Out of the lines below, please list those that hold the string "transform".

--- START ---

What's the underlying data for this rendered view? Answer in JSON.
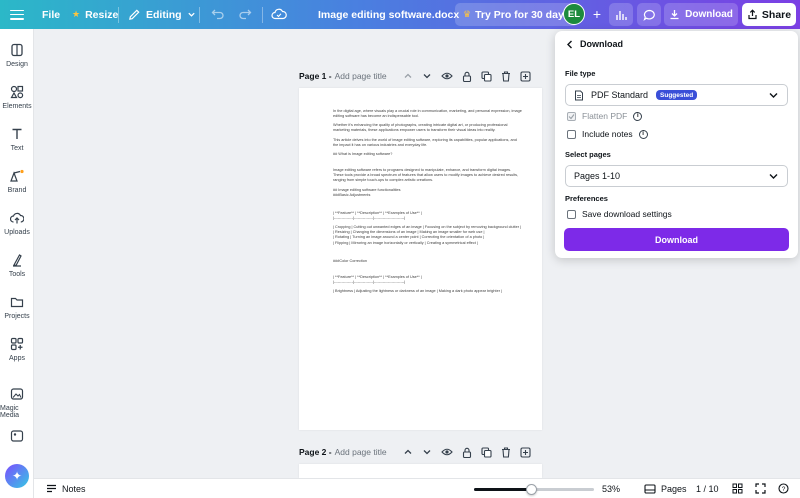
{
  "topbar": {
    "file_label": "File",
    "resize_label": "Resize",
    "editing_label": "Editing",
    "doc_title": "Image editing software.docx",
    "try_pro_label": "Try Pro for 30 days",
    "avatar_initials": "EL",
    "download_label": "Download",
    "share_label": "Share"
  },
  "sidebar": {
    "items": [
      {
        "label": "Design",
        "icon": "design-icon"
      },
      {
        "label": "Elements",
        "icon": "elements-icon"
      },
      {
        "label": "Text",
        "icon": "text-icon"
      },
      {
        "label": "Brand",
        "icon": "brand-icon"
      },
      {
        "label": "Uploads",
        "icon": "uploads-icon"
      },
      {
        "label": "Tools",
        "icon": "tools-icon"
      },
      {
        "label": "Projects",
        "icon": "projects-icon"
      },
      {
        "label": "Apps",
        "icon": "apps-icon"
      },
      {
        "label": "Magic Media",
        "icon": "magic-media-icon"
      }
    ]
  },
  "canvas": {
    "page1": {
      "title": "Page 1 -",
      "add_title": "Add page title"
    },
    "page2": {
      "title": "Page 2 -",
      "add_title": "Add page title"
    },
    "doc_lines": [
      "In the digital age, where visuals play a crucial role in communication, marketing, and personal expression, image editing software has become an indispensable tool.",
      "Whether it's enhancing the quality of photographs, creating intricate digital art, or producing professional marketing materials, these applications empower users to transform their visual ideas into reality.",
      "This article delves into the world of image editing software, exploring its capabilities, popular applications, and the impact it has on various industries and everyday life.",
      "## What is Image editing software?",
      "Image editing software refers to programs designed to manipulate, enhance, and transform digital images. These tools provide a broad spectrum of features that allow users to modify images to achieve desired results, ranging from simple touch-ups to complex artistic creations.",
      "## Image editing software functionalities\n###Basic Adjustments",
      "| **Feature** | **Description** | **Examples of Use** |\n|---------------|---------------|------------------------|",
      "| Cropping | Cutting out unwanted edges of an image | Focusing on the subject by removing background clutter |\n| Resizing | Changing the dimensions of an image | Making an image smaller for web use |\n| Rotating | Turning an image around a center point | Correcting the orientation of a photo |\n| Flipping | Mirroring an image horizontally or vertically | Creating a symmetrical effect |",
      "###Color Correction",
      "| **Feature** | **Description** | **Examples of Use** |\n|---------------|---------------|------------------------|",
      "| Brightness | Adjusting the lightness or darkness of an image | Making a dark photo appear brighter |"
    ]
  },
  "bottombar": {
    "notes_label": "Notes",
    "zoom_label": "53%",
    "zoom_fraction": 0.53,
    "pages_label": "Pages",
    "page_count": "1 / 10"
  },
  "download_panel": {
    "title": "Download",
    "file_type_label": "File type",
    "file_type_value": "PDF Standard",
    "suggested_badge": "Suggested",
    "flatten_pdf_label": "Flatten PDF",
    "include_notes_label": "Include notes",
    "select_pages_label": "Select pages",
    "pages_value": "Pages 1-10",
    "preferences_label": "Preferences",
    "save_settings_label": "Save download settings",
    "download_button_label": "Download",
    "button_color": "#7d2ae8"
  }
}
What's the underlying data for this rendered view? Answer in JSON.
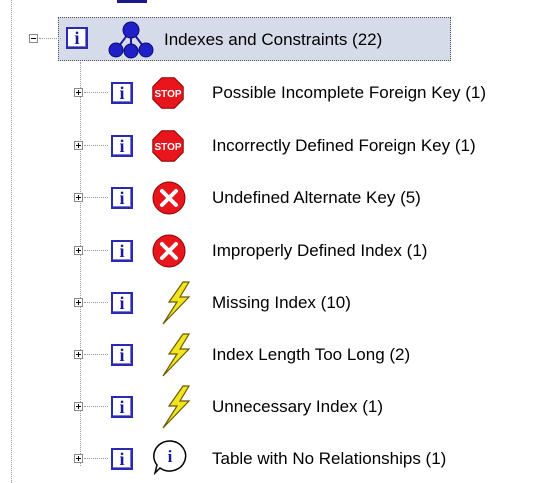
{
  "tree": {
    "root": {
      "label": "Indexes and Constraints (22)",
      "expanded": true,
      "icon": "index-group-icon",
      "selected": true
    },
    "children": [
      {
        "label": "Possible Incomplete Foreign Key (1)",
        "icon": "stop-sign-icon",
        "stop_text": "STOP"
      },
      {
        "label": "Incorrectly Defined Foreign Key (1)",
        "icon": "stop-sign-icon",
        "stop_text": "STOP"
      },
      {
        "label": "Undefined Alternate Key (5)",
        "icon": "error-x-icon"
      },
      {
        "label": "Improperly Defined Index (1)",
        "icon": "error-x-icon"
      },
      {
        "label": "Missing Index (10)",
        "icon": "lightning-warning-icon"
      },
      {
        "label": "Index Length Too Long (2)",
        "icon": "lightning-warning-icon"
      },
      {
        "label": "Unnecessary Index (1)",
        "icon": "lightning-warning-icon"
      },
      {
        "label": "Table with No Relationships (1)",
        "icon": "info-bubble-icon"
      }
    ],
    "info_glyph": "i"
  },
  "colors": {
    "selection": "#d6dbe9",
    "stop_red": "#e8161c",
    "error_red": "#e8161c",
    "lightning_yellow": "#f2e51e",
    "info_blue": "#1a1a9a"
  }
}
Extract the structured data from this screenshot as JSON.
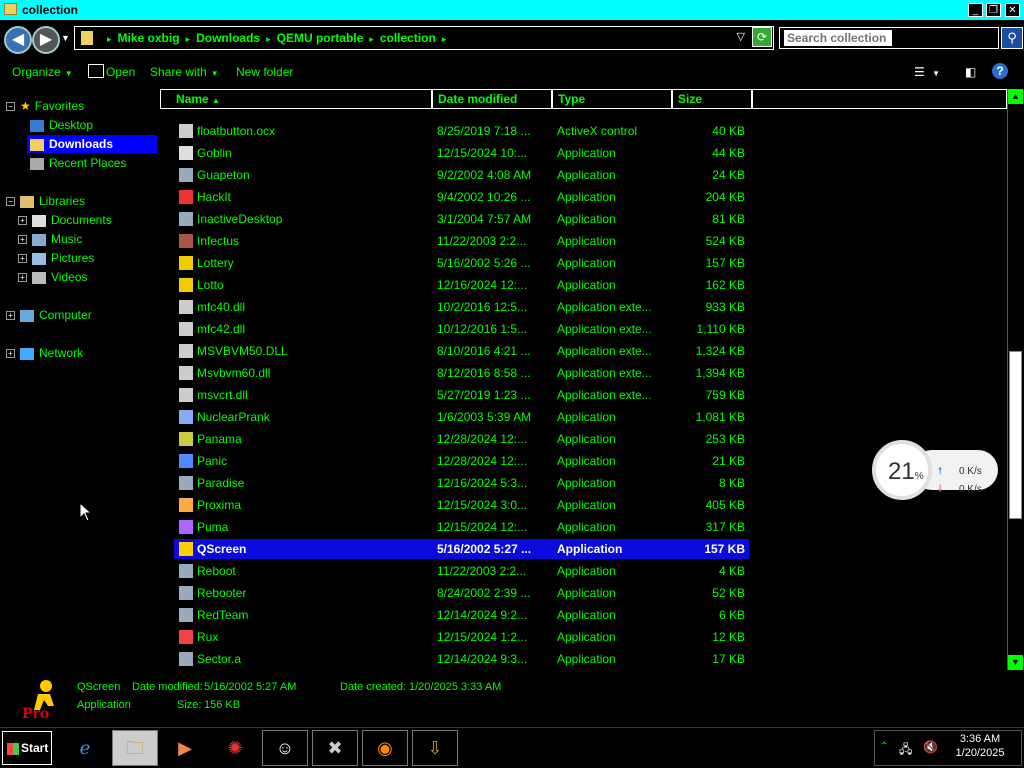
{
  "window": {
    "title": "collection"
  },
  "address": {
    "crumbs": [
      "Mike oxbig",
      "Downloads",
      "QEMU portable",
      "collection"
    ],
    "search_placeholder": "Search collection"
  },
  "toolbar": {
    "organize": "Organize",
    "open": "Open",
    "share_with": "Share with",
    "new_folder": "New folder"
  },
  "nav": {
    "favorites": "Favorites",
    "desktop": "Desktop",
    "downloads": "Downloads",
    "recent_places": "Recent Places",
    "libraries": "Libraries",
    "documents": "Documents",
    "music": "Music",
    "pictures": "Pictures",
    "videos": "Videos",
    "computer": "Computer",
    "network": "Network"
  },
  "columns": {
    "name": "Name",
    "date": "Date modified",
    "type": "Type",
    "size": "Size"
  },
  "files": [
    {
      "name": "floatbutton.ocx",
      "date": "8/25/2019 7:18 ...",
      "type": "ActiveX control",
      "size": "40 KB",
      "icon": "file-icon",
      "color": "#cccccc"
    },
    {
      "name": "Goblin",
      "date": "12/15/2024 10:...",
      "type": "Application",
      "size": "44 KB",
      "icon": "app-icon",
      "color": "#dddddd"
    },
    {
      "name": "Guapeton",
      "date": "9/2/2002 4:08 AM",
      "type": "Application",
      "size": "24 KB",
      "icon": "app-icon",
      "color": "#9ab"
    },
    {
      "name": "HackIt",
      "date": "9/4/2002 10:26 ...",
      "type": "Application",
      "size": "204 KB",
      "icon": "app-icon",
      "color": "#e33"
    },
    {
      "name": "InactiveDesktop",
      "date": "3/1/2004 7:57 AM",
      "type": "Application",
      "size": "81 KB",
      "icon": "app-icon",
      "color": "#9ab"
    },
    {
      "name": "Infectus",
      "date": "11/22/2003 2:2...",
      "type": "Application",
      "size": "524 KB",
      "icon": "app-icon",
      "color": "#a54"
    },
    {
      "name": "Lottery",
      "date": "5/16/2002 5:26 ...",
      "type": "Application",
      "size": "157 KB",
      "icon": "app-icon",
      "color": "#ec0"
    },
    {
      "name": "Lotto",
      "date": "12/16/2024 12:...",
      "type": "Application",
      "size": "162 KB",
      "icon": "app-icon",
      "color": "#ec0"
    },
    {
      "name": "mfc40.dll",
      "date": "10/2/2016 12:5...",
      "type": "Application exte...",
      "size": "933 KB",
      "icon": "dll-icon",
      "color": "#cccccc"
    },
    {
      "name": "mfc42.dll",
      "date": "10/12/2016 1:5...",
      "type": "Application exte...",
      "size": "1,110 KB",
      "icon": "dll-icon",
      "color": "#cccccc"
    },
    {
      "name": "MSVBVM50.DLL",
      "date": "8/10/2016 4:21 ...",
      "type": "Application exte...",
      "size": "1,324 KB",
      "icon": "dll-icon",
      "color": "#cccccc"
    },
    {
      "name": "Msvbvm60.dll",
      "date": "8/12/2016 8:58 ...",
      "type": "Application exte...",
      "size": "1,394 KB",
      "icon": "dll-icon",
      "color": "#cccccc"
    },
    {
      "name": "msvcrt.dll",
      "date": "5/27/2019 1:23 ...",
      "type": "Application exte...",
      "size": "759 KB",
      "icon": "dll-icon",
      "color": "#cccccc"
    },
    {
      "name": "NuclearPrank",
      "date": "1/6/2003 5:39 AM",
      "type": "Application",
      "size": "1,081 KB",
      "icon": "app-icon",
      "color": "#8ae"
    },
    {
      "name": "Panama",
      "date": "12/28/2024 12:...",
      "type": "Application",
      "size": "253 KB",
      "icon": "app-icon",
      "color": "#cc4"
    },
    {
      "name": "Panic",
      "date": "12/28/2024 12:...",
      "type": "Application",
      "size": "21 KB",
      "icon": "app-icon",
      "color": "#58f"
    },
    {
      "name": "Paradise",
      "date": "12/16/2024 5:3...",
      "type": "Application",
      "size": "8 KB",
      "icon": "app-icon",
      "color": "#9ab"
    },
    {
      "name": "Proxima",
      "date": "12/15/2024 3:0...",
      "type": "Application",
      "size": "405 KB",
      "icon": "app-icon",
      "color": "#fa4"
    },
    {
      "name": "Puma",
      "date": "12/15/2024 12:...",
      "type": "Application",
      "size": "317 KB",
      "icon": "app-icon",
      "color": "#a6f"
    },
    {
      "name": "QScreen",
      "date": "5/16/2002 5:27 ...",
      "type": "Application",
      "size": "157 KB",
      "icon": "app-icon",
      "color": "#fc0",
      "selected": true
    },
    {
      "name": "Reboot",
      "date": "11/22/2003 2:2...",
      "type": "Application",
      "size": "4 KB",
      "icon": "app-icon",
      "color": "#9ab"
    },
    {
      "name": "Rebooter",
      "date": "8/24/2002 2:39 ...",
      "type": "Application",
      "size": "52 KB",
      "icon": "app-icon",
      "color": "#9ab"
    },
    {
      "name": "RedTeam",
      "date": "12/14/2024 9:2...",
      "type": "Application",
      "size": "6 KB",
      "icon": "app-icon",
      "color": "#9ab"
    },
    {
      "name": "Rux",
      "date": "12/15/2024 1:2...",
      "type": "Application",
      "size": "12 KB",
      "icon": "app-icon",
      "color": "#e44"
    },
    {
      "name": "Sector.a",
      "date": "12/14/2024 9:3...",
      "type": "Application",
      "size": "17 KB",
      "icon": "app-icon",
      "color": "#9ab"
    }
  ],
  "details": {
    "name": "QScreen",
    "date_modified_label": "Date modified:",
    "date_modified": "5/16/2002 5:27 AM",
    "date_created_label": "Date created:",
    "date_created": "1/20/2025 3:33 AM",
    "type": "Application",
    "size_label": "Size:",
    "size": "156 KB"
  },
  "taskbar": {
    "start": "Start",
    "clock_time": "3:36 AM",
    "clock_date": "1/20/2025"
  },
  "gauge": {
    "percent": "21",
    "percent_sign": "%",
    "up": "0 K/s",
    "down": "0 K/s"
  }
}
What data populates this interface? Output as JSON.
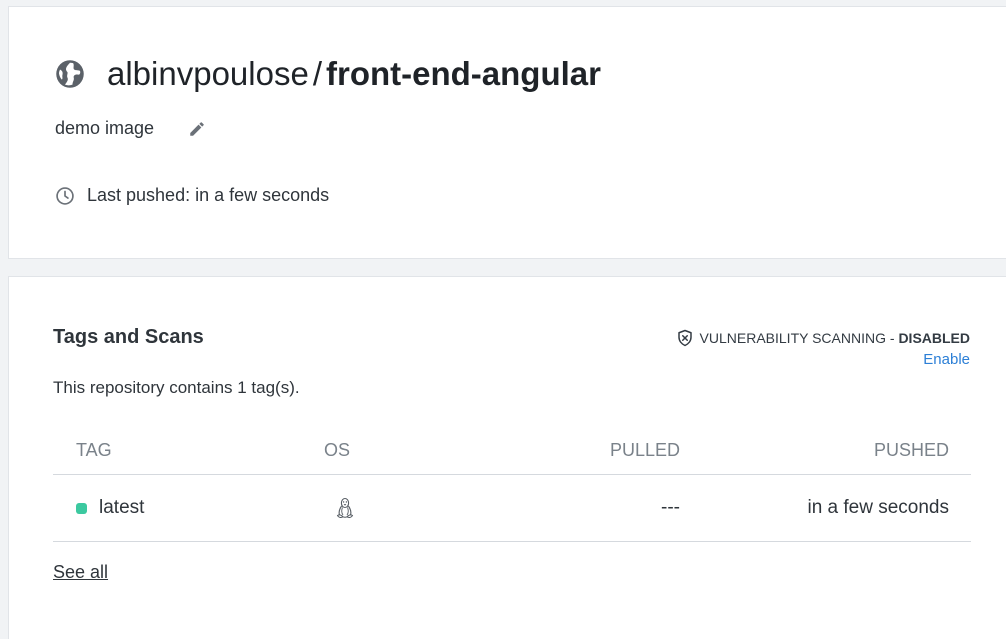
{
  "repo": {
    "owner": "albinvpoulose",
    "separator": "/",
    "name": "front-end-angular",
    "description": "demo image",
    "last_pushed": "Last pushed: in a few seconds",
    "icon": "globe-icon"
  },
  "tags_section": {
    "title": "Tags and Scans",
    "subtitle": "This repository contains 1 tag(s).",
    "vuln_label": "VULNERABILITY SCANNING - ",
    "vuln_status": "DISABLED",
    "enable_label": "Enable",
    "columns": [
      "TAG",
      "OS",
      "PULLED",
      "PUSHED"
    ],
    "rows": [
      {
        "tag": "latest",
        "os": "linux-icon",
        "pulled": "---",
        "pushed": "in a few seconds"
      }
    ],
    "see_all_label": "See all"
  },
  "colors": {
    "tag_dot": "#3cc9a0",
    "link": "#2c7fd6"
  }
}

--- END ---

*Solved exercise*:
      "Whether it's enhancing the quality of photographs, creating intricate digital art, or producing professional marketing materials, these applications empower users to transform their visual ideas into reality.",
      "Image editing software refers to programs designed to manipulate, enhance, and transform digital images. These tools provide a broad spectrum of features that allow users to modify images to achieve desired results, ranging from simple touch-ups to complex artistic creations.",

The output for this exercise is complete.